- **INSTRUCTION**:
Track down each line that has the word "drafted" and copy it.

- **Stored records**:
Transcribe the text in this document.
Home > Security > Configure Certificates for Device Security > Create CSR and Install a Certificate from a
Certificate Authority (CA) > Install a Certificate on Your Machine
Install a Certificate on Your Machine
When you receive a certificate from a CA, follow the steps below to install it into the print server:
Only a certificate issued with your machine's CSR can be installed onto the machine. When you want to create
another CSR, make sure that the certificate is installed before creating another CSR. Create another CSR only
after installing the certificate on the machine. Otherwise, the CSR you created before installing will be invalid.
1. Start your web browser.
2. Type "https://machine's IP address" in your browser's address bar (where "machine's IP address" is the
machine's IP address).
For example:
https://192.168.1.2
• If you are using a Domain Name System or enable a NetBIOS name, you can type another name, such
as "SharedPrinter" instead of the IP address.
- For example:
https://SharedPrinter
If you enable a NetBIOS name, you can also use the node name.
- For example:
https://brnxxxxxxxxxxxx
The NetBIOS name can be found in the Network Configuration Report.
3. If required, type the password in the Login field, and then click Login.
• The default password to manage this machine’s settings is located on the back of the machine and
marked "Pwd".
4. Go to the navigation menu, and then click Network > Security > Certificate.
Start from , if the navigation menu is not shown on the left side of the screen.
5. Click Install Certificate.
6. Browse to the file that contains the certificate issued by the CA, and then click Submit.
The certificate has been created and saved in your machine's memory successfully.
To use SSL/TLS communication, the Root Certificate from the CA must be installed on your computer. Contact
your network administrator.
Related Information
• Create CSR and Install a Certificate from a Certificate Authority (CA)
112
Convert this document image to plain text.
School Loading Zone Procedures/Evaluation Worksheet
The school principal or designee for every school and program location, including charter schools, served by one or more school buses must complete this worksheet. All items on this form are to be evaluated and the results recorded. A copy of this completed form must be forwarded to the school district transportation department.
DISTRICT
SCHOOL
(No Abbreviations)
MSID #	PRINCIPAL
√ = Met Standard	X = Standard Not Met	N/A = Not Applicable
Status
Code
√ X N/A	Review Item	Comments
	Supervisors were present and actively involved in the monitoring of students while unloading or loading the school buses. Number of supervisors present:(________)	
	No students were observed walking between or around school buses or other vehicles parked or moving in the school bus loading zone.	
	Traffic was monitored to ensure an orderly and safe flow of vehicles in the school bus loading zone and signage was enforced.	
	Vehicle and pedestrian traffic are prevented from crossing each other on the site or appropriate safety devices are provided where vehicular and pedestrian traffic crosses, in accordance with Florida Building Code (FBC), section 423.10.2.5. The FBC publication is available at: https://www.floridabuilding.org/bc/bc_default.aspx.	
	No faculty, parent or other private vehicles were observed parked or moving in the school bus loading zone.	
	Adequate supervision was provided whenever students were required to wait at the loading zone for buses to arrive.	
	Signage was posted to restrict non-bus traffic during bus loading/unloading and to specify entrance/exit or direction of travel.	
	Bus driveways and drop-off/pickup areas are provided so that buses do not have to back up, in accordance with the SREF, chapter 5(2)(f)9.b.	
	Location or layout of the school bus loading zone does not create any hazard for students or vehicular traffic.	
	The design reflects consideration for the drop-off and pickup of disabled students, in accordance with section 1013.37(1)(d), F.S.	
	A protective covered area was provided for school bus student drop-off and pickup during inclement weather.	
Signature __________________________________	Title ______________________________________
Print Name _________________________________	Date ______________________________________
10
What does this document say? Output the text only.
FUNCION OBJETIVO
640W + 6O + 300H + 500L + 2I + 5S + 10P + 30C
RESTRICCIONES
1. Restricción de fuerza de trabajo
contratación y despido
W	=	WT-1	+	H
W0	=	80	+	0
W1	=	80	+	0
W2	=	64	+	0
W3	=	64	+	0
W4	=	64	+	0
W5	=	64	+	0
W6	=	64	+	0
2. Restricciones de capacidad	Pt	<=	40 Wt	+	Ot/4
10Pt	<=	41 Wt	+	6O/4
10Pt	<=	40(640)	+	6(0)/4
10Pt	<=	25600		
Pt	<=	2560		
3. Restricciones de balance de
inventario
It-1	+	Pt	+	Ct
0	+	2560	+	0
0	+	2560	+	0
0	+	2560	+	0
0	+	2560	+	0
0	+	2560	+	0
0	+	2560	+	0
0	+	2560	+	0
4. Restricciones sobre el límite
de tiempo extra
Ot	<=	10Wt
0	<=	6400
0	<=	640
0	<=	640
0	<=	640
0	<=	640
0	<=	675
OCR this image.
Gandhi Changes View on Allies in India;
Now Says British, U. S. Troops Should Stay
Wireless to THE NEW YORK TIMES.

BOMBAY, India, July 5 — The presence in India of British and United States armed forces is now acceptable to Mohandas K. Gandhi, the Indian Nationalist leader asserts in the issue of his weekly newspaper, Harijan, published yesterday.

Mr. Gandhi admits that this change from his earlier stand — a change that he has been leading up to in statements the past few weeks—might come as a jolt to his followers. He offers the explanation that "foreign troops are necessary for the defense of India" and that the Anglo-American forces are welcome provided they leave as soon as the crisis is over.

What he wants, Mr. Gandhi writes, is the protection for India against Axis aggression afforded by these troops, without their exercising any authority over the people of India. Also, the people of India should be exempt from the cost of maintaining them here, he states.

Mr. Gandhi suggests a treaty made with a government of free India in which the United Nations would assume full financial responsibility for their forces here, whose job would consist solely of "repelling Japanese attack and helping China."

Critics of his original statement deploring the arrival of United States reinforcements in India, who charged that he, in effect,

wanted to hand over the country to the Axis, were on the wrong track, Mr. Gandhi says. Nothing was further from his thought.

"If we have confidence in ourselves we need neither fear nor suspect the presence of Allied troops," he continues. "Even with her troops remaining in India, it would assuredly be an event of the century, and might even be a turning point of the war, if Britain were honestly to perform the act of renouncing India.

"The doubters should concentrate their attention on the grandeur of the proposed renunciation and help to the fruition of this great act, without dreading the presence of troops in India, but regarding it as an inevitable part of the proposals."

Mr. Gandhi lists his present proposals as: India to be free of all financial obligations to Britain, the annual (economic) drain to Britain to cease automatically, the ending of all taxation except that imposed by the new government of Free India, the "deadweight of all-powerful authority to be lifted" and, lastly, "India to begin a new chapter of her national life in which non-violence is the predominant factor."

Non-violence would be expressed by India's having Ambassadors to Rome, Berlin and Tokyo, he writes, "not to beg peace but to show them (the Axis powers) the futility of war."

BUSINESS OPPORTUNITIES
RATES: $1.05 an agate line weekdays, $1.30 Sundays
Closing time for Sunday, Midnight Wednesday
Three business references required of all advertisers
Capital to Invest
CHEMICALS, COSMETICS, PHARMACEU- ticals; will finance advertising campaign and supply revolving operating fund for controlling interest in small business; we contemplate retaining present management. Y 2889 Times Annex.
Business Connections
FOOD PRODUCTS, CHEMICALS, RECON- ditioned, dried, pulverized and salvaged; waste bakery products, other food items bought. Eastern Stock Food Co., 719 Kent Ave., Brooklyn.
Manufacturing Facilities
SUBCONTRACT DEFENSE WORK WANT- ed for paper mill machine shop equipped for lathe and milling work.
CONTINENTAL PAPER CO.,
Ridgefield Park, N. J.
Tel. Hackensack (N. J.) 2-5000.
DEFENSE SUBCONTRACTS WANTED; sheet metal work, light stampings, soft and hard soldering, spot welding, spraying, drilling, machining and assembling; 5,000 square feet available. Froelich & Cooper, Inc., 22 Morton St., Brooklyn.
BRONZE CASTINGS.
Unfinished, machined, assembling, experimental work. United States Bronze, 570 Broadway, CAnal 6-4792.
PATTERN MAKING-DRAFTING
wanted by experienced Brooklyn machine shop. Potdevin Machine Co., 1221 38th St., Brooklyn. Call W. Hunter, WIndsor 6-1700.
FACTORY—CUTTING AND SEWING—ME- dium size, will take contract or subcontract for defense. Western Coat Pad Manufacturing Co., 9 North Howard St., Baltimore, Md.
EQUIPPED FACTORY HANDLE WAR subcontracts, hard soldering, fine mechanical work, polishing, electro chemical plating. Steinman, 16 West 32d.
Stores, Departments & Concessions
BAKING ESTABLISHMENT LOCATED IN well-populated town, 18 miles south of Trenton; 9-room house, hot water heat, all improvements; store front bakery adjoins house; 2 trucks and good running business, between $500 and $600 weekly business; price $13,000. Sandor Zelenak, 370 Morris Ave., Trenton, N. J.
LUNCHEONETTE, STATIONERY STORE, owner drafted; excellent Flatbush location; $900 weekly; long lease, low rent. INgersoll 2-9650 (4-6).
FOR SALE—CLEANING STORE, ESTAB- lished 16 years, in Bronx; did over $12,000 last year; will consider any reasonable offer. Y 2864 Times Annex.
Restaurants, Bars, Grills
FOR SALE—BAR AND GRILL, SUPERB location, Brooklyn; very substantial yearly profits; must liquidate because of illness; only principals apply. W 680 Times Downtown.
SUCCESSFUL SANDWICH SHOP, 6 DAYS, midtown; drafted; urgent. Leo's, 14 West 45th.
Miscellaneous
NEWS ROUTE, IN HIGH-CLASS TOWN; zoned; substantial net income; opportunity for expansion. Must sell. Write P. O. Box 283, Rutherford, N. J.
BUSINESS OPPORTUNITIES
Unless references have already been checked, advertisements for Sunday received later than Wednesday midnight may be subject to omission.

- **SOLUTION FOR THIS TASK**:
LUNCHEONETTE, STATIONERY STORE, owner drafted; excellent Flatbush location; $900 weekly; long lease, low rent. INgersoll 2-9650 (4-6).
SUCCESSFUL SANDWICH SHOP, 6 DAYS, midtown; drafted; urgent. Leo's, 14 West 45th.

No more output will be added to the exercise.